[begin Data for this exercise]

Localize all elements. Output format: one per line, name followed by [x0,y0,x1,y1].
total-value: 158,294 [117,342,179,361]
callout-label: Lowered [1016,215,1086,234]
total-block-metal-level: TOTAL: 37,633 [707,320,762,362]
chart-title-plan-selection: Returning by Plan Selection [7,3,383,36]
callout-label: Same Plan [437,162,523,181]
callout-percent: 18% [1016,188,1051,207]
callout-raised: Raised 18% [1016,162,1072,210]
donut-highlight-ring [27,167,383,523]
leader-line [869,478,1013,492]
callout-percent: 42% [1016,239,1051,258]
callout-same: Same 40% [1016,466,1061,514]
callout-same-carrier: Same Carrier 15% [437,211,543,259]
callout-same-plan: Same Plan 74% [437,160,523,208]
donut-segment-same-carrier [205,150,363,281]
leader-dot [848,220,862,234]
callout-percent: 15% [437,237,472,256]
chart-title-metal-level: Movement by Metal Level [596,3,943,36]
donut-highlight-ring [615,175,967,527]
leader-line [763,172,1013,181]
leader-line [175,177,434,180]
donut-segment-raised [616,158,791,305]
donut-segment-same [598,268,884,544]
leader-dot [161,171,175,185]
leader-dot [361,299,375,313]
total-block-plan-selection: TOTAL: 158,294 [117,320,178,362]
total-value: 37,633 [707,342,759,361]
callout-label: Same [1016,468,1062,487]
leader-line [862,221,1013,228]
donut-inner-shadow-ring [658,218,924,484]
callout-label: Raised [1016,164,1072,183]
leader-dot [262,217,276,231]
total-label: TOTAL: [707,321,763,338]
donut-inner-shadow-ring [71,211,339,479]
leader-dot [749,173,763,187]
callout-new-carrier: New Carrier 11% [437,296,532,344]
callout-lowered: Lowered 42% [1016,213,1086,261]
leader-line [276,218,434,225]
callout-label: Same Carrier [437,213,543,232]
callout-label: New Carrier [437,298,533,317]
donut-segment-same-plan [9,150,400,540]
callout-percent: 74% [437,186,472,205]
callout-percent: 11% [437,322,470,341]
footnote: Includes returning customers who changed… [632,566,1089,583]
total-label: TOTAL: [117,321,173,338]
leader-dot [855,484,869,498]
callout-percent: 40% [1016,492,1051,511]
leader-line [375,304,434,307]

[end Data for this exercise]

Exercise description = Return each line from the entries above that contains the string "donut".

The reply =
donut-highlight-ring [27,167,383,523]
donut-segment-same-carrier [205,150,363,281]
donut-highlight-ring [615,175,967,527]
donut-segment-raised [616,158,791,305]
donut-segment-same [598,268,884,544]
donut-inner-shadow-ring [658,218,924,484]
donut-inner-shadow-ring [71,211,339,479]
donut-segment-same-plan [9,150,400,540]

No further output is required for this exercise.